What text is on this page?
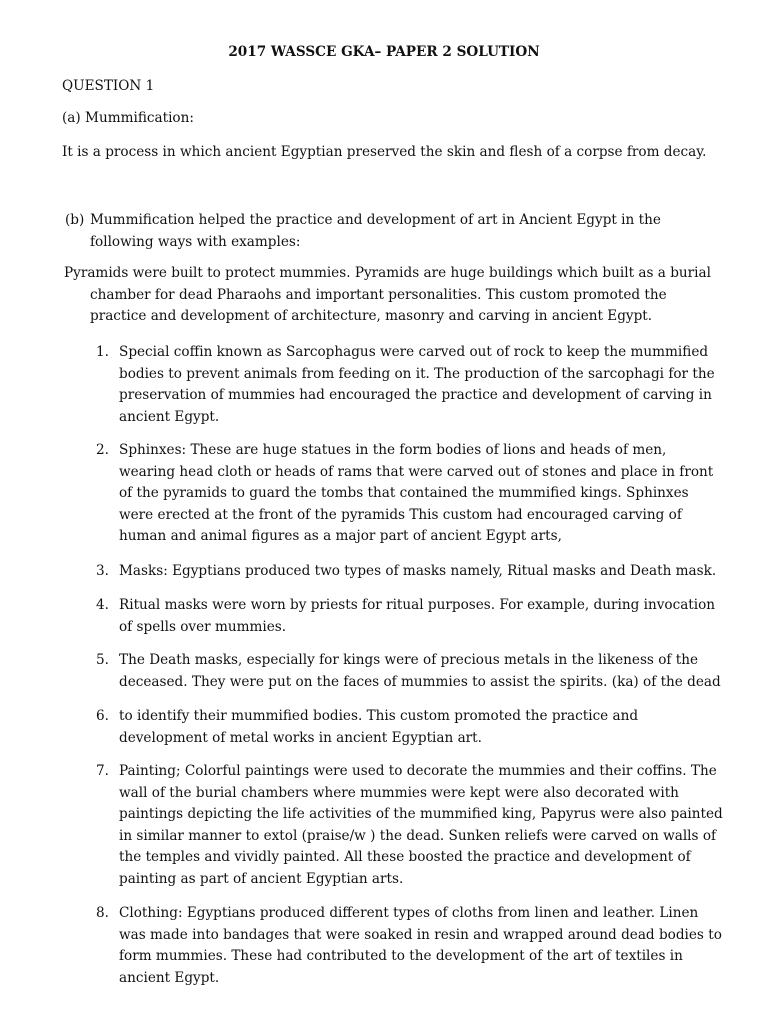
2017 WASSCE GKA– PAPER 2 SOLUTION
QUESTION 1
(a) Mummification:
It is a process in which ancient Egyptian preserved the skin and flesh of a corpse from decay.
(b) Mummification helped the practice and development of art in Ancient Egypt in the following ways with examples:
Pyramids were built to protect mummies. Pyramids are huge buildings which built as a burial
chamber for dead Pharaohs and important personalities. This custom promoted the practice and development of architecture, masonry and carving in ancient Egypt.
1. Special coffin known as Sarcophagus were carved out of rock to keep the mummified bodies to prevent animals from feeding on it. The production of the sarcophagi for the preservation of mummies had encouraged the practice and development of carving in ancient Egypt.
2. Sphinxes: These are huge statues in the form bodies of lions and heads of men, wearing head cloth or heads of rams that were carved out of stones and place in front of the pyramids to guard the tombs that contained the mummified kings. Sphinxes were erected at the front of the pyramids This custom had encouraged carving of human and animal figures as a major part of ancient Egypt arts,
3. Masks: Egyptians produced two types of masks namely, Ritual masks and Death mask.
4. Ritual masks were worn by priests for ritual purposes. For example, during invocation of spells over mummies.
5. The Death masks, especially for kings were of precious metals in the likeness of the deceased. They were put on the faces of mummies to assist the spirits. (ka) of the dead
6. to identify their mummified bodies. This custom promoted the practice and development of metal works in ancient Egyptian art.
7. Painting; Colorful paintings were used to decorate the mummies and their coffins. The wall of the burial chambers where mummies were kept were also decorated with paintings depicting the life activities of the mummified king, Papyrus were also painted in similar manner to extol (praise/w ) the dead. Sunken reliefs were carved on walls of the temples and vividly painted. All these boosted the practice and development of painting as part of ancient Egyptian arts.
8. Clothing: Egyptians produced different types of cloths from linen and leather. Linen was made into bandages that were soaked in resin and wrapped around dead bodies to form mummies. These had contributed to the development of the art of textiles in ancient Egypt.
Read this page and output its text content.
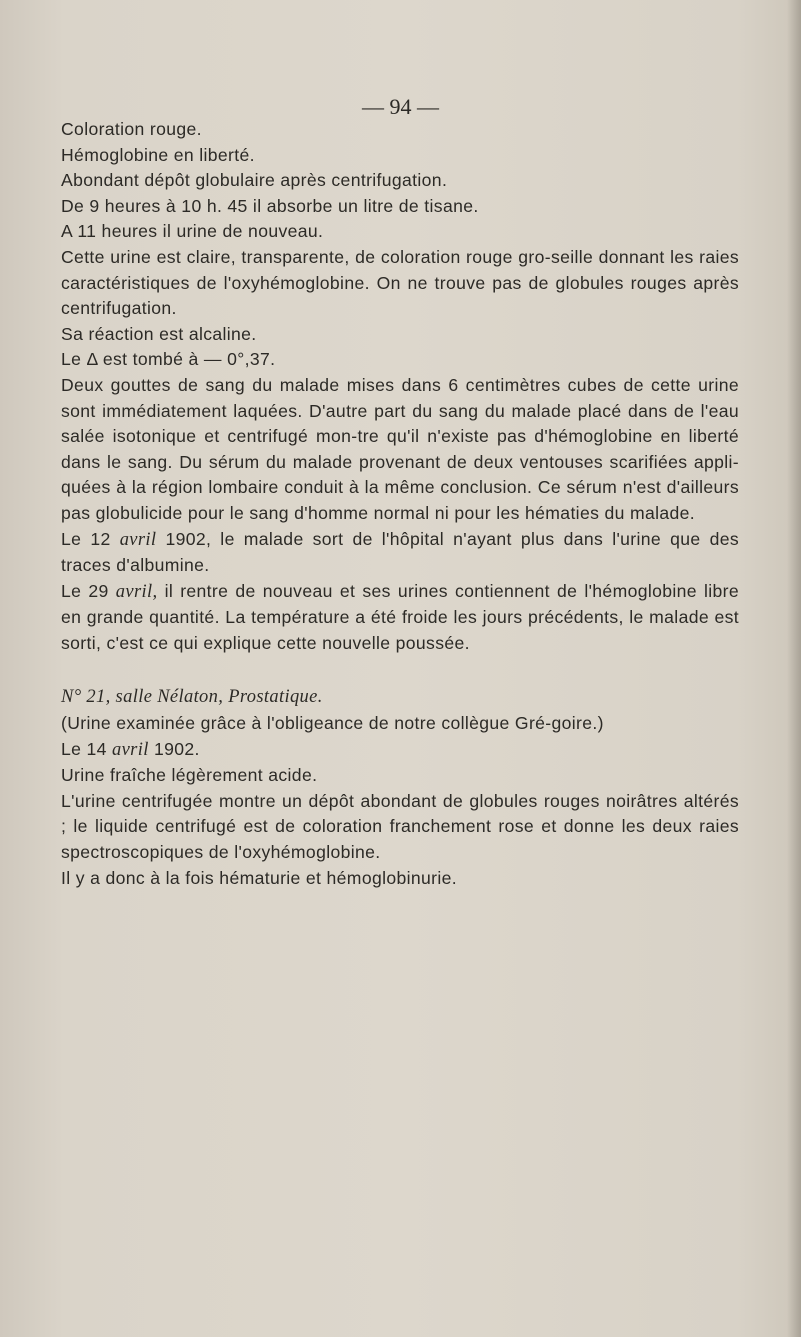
— 94 —

Coloration rouge.

Hémoglobine en liberté.

Abondant dépôt globulaire après centrifugation.

De 9 heures à 10 h. 45 il absorbe un litre de tisane.

A 11 heures il urine de nouveau.

Cette urine est claire, transparente, de coloration rouge gro-seille donnant les raies caractéristiques de l'oxyhémoglobine. On ne trouve pas de globules rouges après centrifugation.

Sa réaction est alcaline.

Le Δ est tombé à — 0°,37.

Deux gouttes de sang du malade mises dans 6 centimètres cubes de cette urine sont immédiatement laquées. D'autre part du sang du malade placé dans de l'eau salée isotonique et centrifugé mon-tre qu'il n'existe pas d'hémoglobine en liberté dans le sang. Du sérum du malade provenant de deux ventouses scarifiées appli-quées à la région lombaire conduit à la même conclusion. Ce sérum n'est d'ailleurs pas globulicide pour le sang d'homme normal ni pour les hématies du malade.

Le 12 avril 1902, le malade sort de l'hôpital n'ayant plus dans l'urine que des traces d'albumine.

Le 29 avril, il rentre de nouveau et ses urines contiennent de l'hémoglobine libre en grande quantité. La température a été froide les jours précédents, le malade est sorti, c'est ce qui explique cette nouvelle poussée.

N° 21, salle Nélaton, Prostatique.

(Urine examinée grâce à l'obligeance de notre collègue Gré-goire.)

Le 14 avril 1902.

Urine fraîche légèrement acide.

L'urine centrifugée montre un dépôt abondant de globules rouges noirâtres altérés ; le liquide centrifugé est de coloration franchement rose et donne les deux raies spectroscopiques de l'oxyhémoglobine.

Il y a donc à la fois hématurie et hémoglobinurie.
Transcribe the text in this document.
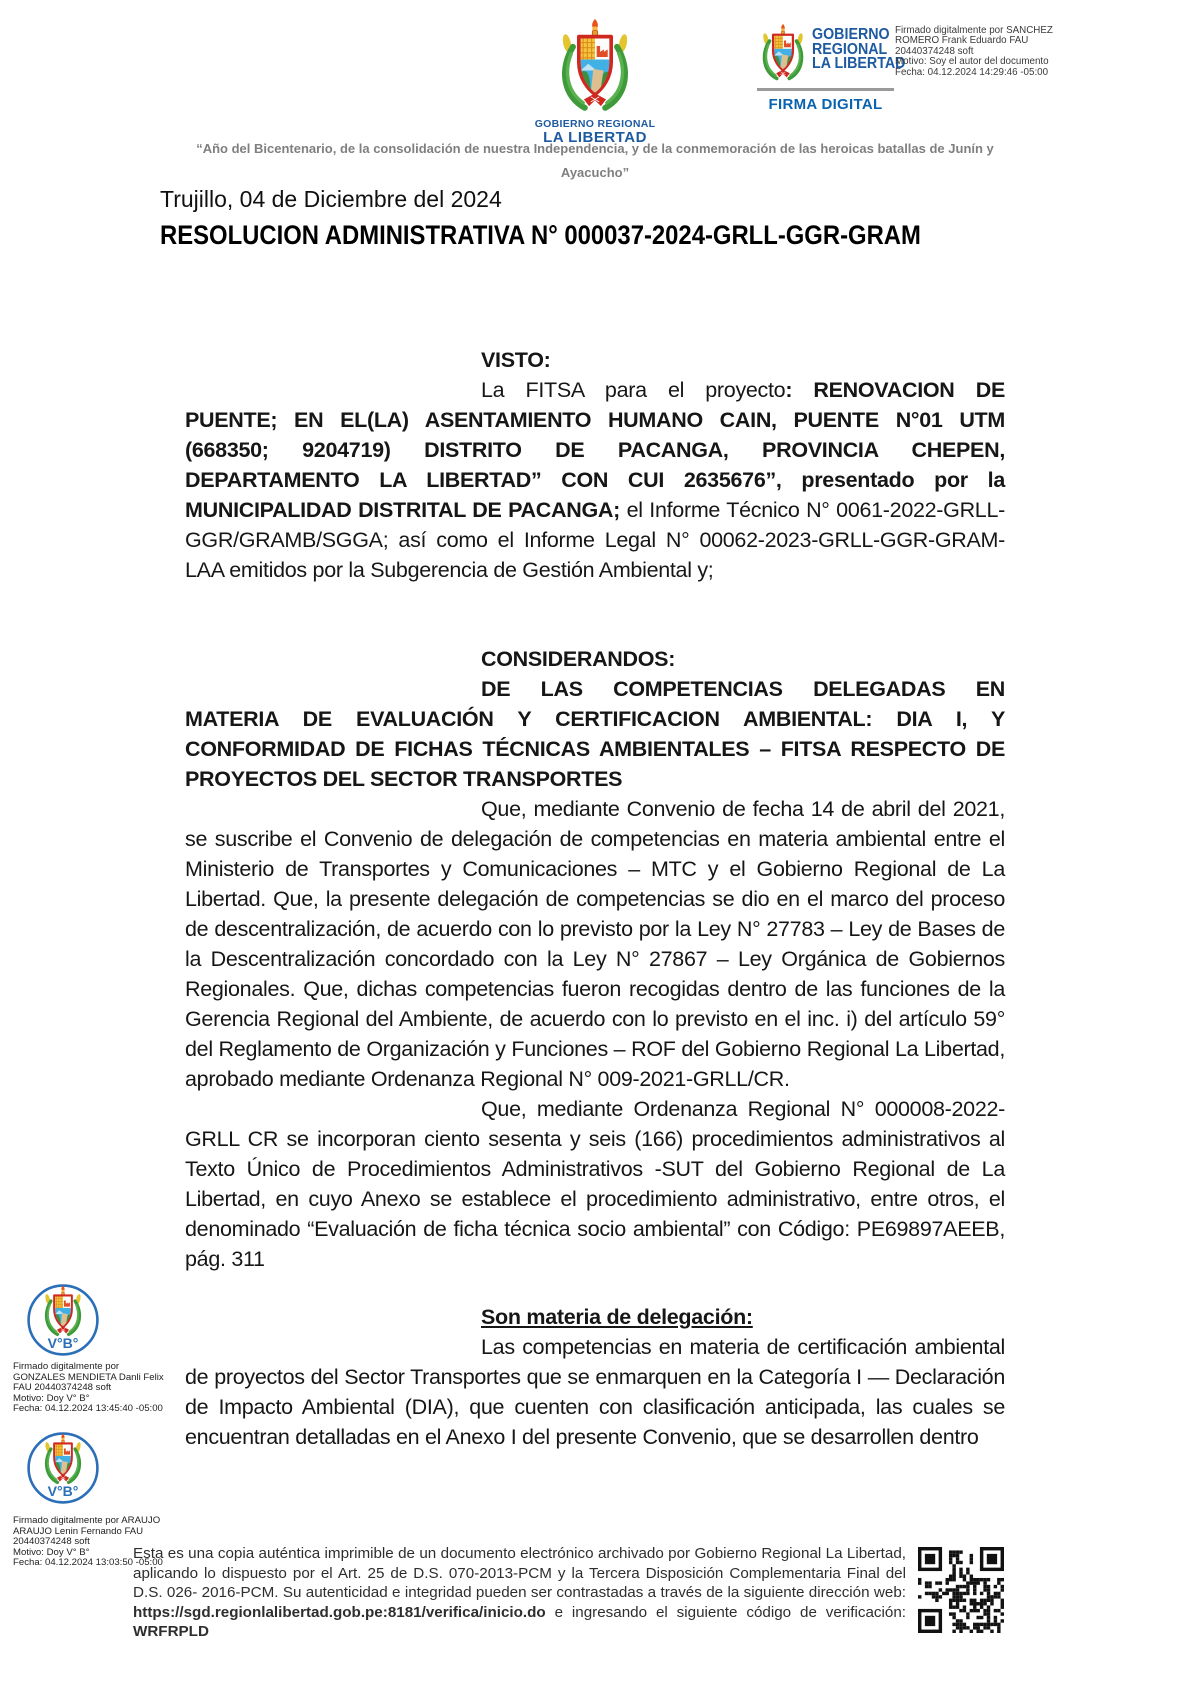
GOBIERNO REGIONAL
LA LIBERTAD
GOBIERNO
REGIONAL
LA LIBERTAD
FIRMA DIGITAL
Firmado digitalmente por SANCHEZ
ROMERO Frank Eduardo FAU
20440374248 soft
Motivo: Soy el autor del documento
Fecha: 04.12.2024 14:29:46 -05:00
“Año del Bicentenario, de la consolidación de nuestra Independencia, y de la conmemoración de las heroicas batallas de Junín y
Ayacucho”
Trujillo, 04 de Diciembre del 2024
RESOLUCION ADMINISTRATIVA N° 000037-2024-GRLL-GGR-GRAM
VISTO:

La FITSA para el proyecto: RENOVACION DE PUENTE; EN EL(LA) ASENTAMIENTO HUMANO CAIN, PUENTE N°01 UTM (668350; 9204719) DISTRITO DE PACANGA, PROVINCIA CHEPEN, DEPARTAMENTO LA LIBERTAD” CON CUI 2635676”, presentado por la MUNICIPALIDAD DISTRITAL DE PACANGA; el Informe Técnico N° 0061-2022-GRLL-GGR/GRAMB/SGGA; así como el Informe Legal N° 00062-2023-GRLL-GGR-GRAM-LAA emitidos por la Subgerencia de Gestión Ambiental y;

CONSIDERANDOS:

DE LAS COMPETENCIAS DELEGADAS EN MATERIA DE EVALUACIÓN Y CERTIFICACION AMBIENTAL: DIA I, Y CONFORMIDAD DE FICHAS TÉCNICAS AMBIENTALES – FITSA RESPECTO DE PROYECTOS DEL SECTOR TRANSPORTES

Que, mediante Convenio de fecha 14 de abril del 2021, se suscribe el Convenio de delegación de competencias en materia ambiental entre el Ministerio de Transportes y Comunicaciones – MTC y el Gobierno Regional de La Libertad. Que, la presente delegación de competencias se dio en el marco del proceso de descentralización, de acuerdo con lo previsto por la Ley N° 27783 – Ley de Bases de la Descentralización concordado con la Ley N° 27867 – Ley Orgánica de Gobiernos Regionales. Que, dichas competencias fueron recogidas dentro de las funciones de la Gerencia Regional del Ambiente, de acuerdo con lo previsto en el inc. i) del artículo 59° del Reglamento de Organización y Funciones – ROF del Gobierno Regional La Libertad, aprobado mediante Ordenanza Regional N° 009-2021-GRLL/CR.

Que, mediante Ordenanza Regional N° 000008-2022-GRLL CR se incorporan ciento sesenta y seis (166) procedimientos administrativos al Texto Único de Procedimientos Administrativos -SUT del Gobierno Regional de La Libertad, en cuyo Anexo se establece el procedimiento administrativo, entre otros, el denominado “Evaluación de ficha técnica socio ambiental” con Código: PE69897AEEB, pág. 311

Son materia de delegación:

Las competencias en materia de certificación ambiental de proyectos del Sector Transportes que se enmarquen en la Categoría I — Declaración de Impacto Ambiental (DIA), que cuenten con clasificación anticipada, las cuales se encuentran detalladas en el Anexo I del presente Convenio, que se desarrollen dentro

V°B°
Firmado digitalmente por
GONZALES MENDIETA Danli Felix
FAU 20440374248 soft
Motivo: Doy V° B°
Fecha: 04.12.2024 13:45:40 -05:00
V°B°
Firmado digitalmente por ARAUJO
ARAUJO Lenin Fernando FAU
20440374248 soft
Motivo: Doy V° B°
Fecha: 04.12.2024 13:03:50 -05:00
Esta es una copia auténtica imprimible de un documento electrónico archivado por Gobierno Regional La Libertad, aplicando lo dispuesto por el Art. 25 de D.S. 070-2013-PCM y la Tercera Disposición Complementaria Final del D.S. 026- 2016-PCM. Su autenticidad e integridad pueden ser contrastadas a través de la siguiente dirección web: https://sgd.regionlalibertad.gob.pe:8181/verifica/inicio.do e ingresando el siguiente código de verificación: WRFRPLD
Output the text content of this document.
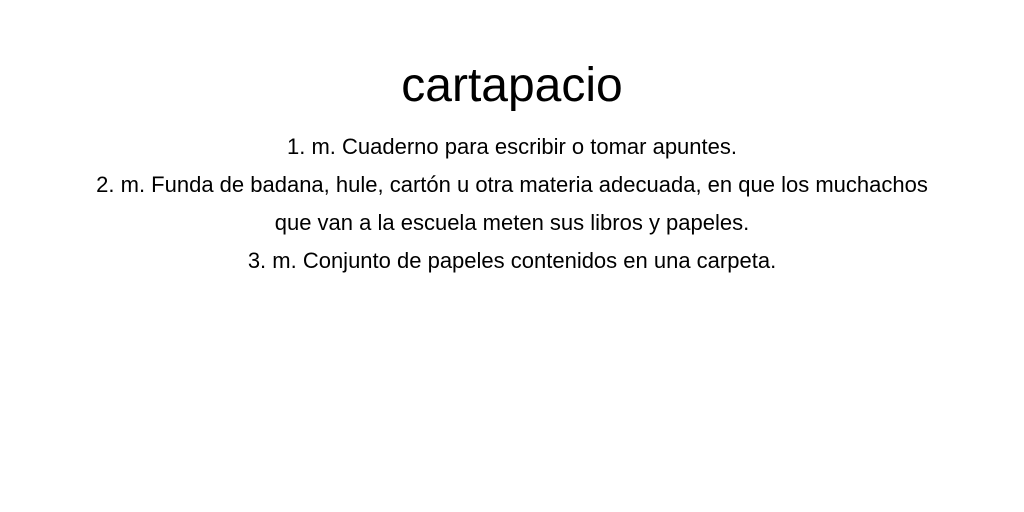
cartapacio
1. m. Cuaderno para escribir o tomar apuntes.
2. m. Funda de badana, hule, cartón u otra materia adecuada, en que los muchachos que van a la escuela meten sus libros y papeles.
3. m. Conjunto de papeles contenidos en una carpeta.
■ ■ ■ ■
_Stated problem_
Gather all lines from the records above in which "rouges" appears.

_Output for this task_
Cette urine est claire, transparente, de coloration rouge gro-seille donnant les raies caractéristiques de l'oxyhémoglobine. On ne trouve pas de globules rouges après centrifugation.
L'urine centrifugée montre un dépôt abondant de globules rouges noirâtres altérés ; le liquide centrifugé est de coloration franchement rose et donne les deux raies spectroscopiques de l'oxyhémoglobine.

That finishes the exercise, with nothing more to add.